### Request
Every entry must be duplicated precisely as written.

◆ ◆ ◆ ◆ ◆

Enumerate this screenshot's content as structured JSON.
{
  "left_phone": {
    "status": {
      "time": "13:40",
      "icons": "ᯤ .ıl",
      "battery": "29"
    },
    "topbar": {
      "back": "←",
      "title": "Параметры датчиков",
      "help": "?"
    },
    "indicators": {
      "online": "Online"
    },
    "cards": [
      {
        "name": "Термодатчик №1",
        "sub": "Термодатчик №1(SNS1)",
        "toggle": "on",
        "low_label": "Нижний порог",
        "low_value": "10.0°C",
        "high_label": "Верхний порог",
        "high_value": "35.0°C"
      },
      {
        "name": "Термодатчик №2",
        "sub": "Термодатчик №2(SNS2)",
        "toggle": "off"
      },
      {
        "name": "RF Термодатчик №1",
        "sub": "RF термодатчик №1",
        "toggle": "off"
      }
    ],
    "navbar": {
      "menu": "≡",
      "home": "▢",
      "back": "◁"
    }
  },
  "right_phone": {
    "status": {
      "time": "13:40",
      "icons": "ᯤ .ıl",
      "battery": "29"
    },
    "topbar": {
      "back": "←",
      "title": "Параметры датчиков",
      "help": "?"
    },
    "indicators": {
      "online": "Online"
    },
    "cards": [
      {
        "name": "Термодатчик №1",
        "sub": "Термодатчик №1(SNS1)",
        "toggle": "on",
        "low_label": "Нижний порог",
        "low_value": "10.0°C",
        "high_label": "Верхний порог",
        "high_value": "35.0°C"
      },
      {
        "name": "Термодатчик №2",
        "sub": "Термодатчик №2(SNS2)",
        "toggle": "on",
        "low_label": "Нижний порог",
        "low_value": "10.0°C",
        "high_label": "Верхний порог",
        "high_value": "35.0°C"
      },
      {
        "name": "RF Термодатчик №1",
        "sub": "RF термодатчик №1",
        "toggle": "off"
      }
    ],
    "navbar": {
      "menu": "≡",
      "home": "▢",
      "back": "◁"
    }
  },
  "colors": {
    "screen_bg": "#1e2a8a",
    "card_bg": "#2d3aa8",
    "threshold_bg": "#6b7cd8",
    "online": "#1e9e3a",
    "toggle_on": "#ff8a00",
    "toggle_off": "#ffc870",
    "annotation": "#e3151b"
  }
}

◆ ◆ ◆ ◆ ◆

### Solved exercise
Enumerate this screenshot's content as structured JSON.
{
  "left_phone": {
    "status": {
      "time": "13:40",
      "icons": "ᯤ .ıl",
      "battery": "29"
    },
    "topbar": {
      "back": "←",
      "title": "Параметры датчиков",
      "help": "?"
    },
    "indicators": {
      "online": "Online"
    },
    "cards": [
      {
        "name": "Термодатчик №1",
        "sub": "Термодатчик №1(SNS1)",
        "toggle": "on",
        "low_label": "Нижний порог",
        "low_value": "10.0°C",
        "high_label": "Верхний порог",
        "high_value": "35.0°C"
      },
      {
        "name": "Термодатчик №2",
        "sub": "Термодатчик №2(SNS2)",
        "toggle": "off"
      },
      {
        "name": "RF Термодатчик №1",
        "sub": "RF термодатчик №1",
        "toggle": "off"
      }
    ],
    "navbar": {
      "menu": "≡",
      "home": "▢",
      "back": "◁"
    }
  },
  "right_phone": {
    "status": {
      "time": "13:40",
      "icons": "ᯤ .ıl",
      "battery": "29"
    },
    "topbar": {
      "back": "←",
      "title": "Параметры датчиков",
      "help": "?"
    },
    "indicators": {
      "online": "Online"
    },
    "cards": [
      {
        "name": "Термодатчик №1",
        "sub": "Термодатчик №1(SNS1)",
        "toggle": "on",
        "low_label": "Нижний порог",
        "low_value": "10.0°C",
        "high_label": "Верхний порог",
        "high_value": "35.0°C"
      },
      {
        "name": "Термодатчик №2",
        "sub": "Термодатчик №2(SNS2)",
        "toggle": "on",
        "low_label": "Нижний порог",
        "low_value": "10.0°C",
        "high_label": "Верхний порог",
        "high_value": "35.0°C"
      },
      {
        "name": "RF Термодатчик №1",
        "sub": "RF термодатчик №1",
        "toggle": "off"
      }
    ],
    "navbar": {
      "menu": "≡",
      "home": "▢",
      "back": "◁"
    }
  },
  "colors": {
    "screen_bg": "#1e2a8a",
    "card_bg": "#2d3aa8",
    "threshold_bg": "#6b7cd8",
    "online": "#1e9e3a",
    "toggle_on": "#ff8a00",
    "toggle_off": "#ffc870",
    "annotation": "#e3151b"
  }
}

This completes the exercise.